### [What is expected]
Wherever the word "extérieur" turns up in a line of the entries, copy that line.

--- begin Input data ---

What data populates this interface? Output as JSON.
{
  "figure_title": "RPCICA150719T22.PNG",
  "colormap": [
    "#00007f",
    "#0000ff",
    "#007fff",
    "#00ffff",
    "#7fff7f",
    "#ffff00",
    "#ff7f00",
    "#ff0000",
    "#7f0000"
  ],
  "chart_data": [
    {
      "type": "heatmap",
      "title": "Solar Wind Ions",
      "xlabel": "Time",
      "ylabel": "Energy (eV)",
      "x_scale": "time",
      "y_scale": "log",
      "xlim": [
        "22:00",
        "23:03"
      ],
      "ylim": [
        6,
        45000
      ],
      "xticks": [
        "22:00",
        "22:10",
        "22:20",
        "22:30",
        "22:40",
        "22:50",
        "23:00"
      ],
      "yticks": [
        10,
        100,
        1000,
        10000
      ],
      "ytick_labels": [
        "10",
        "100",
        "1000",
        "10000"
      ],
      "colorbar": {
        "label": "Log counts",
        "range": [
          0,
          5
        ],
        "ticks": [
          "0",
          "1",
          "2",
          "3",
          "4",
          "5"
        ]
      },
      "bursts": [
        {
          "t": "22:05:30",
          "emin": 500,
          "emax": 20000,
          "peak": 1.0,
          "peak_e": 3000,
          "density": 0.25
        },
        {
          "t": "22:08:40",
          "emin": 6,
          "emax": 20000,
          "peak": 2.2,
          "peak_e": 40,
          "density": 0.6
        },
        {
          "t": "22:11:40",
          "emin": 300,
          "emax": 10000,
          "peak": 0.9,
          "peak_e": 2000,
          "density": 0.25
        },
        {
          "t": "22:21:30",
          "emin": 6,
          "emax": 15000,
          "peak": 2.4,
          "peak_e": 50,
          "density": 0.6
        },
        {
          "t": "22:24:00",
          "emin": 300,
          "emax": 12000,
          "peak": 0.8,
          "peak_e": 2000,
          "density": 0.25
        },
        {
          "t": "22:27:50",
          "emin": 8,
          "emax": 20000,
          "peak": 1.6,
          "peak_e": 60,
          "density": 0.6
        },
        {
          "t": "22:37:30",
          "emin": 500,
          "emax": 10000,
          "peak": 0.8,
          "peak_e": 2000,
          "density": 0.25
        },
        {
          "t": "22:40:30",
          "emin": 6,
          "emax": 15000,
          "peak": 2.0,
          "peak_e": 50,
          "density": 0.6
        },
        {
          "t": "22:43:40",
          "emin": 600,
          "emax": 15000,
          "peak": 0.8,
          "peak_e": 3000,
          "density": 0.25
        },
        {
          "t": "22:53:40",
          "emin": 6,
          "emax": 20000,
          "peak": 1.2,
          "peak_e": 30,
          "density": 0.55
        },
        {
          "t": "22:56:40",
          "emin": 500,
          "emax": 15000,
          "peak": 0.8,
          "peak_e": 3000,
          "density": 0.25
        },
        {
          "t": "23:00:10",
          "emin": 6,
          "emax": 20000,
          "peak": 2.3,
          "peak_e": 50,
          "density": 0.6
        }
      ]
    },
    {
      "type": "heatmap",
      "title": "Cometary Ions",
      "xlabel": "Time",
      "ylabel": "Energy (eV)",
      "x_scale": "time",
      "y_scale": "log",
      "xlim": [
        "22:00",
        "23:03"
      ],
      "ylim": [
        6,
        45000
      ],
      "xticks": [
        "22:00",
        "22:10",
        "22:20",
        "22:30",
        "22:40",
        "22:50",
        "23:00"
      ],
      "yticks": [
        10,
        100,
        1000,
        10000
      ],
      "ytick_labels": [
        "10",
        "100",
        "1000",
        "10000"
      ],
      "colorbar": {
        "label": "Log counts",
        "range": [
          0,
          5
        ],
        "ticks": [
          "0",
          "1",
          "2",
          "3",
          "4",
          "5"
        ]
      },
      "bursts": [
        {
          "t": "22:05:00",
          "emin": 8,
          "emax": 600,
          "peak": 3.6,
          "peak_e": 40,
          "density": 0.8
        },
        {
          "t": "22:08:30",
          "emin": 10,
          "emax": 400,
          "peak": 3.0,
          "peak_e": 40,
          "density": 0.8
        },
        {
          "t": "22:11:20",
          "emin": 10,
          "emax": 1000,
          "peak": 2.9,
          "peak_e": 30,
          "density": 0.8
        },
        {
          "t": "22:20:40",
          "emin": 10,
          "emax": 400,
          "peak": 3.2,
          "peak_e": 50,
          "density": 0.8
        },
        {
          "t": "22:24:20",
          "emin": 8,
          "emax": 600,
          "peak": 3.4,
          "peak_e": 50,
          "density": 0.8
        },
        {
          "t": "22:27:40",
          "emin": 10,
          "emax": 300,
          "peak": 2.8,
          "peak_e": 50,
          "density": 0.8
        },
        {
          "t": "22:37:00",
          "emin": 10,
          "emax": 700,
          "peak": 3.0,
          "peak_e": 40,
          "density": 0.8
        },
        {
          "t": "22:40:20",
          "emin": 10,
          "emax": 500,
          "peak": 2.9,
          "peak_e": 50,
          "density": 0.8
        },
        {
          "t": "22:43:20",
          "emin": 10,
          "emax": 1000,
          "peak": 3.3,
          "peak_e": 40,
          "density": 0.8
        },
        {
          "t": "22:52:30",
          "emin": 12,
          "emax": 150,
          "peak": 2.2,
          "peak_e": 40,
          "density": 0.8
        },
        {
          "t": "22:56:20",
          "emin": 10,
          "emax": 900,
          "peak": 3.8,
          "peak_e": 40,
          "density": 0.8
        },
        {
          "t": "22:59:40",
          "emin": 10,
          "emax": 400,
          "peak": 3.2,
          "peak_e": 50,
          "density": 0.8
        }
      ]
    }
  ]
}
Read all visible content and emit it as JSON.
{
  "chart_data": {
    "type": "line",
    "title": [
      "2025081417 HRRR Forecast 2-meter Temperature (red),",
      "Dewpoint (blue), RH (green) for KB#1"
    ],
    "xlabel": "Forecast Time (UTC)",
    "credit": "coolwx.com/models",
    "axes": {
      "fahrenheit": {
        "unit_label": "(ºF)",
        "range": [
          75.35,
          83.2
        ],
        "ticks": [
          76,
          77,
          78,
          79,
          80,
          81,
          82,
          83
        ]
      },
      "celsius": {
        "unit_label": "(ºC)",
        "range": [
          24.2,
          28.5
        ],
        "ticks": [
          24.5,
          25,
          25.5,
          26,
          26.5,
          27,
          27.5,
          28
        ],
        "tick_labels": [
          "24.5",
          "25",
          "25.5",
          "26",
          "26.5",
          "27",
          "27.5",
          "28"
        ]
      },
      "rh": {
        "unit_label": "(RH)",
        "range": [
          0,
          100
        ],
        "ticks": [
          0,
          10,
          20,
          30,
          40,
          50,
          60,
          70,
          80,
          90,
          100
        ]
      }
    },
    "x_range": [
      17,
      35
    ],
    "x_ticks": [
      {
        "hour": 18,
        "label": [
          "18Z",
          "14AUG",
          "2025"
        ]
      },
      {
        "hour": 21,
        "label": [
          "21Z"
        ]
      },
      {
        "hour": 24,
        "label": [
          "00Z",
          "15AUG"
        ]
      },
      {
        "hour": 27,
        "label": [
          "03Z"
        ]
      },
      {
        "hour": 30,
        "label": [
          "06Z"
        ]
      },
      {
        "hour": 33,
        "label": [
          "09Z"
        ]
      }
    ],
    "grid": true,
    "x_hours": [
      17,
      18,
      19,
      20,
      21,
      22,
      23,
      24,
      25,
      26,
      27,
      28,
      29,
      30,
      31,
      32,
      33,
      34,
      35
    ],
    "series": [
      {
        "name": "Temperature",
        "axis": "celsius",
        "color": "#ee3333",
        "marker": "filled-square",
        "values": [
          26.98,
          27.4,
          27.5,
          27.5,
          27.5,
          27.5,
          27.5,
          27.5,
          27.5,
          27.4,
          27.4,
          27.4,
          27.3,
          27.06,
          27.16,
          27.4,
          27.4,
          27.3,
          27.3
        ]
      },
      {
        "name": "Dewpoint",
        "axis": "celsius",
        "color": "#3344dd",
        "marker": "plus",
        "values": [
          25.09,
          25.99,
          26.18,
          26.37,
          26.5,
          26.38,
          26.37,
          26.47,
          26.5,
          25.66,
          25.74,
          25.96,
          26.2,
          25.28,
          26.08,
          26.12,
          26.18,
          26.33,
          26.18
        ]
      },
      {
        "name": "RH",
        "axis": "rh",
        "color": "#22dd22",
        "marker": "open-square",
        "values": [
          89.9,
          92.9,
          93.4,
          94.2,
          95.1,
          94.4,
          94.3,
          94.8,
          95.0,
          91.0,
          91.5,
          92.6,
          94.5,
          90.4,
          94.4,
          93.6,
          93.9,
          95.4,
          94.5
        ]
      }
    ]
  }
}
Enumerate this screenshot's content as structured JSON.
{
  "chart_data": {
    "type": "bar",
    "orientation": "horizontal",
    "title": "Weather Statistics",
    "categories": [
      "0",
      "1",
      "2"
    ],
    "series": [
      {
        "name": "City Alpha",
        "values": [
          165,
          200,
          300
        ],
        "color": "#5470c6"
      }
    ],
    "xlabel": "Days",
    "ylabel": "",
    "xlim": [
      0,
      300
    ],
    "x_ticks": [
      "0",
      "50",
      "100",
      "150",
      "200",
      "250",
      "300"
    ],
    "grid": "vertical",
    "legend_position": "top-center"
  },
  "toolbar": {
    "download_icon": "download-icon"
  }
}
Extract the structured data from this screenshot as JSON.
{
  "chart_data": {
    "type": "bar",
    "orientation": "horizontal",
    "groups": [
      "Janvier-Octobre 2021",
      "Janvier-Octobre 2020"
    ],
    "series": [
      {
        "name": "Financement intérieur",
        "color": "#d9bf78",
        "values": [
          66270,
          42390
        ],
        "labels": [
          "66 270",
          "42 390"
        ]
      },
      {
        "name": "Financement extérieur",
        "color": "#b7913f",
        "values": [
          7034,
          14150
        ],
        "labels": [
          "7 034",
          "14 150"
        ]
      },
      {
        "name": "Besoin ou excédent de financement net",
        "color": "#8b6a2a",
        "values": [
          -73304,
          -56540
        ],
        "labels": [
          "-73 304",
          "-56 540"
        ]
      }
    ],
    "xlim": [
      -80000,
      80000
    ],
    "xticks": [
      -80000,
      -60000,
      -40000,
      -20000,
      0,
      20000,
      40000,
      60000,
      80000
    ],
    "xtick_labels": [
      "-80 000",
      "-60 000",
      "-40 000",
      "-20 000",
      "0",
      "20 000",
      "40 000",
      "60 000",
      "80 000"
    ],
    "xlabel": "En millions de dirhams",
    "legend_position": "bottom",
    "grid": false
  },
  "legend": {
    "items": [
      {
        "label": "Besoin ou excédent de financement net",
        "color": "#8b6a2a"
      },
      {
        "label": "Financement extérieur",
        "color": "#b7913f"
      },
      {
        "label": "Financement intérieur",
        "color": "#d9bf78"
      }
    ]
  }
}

--- end Input data ---

### [Result below]
        "name": "Financement extérieur",
        "label": "Financement extérieur",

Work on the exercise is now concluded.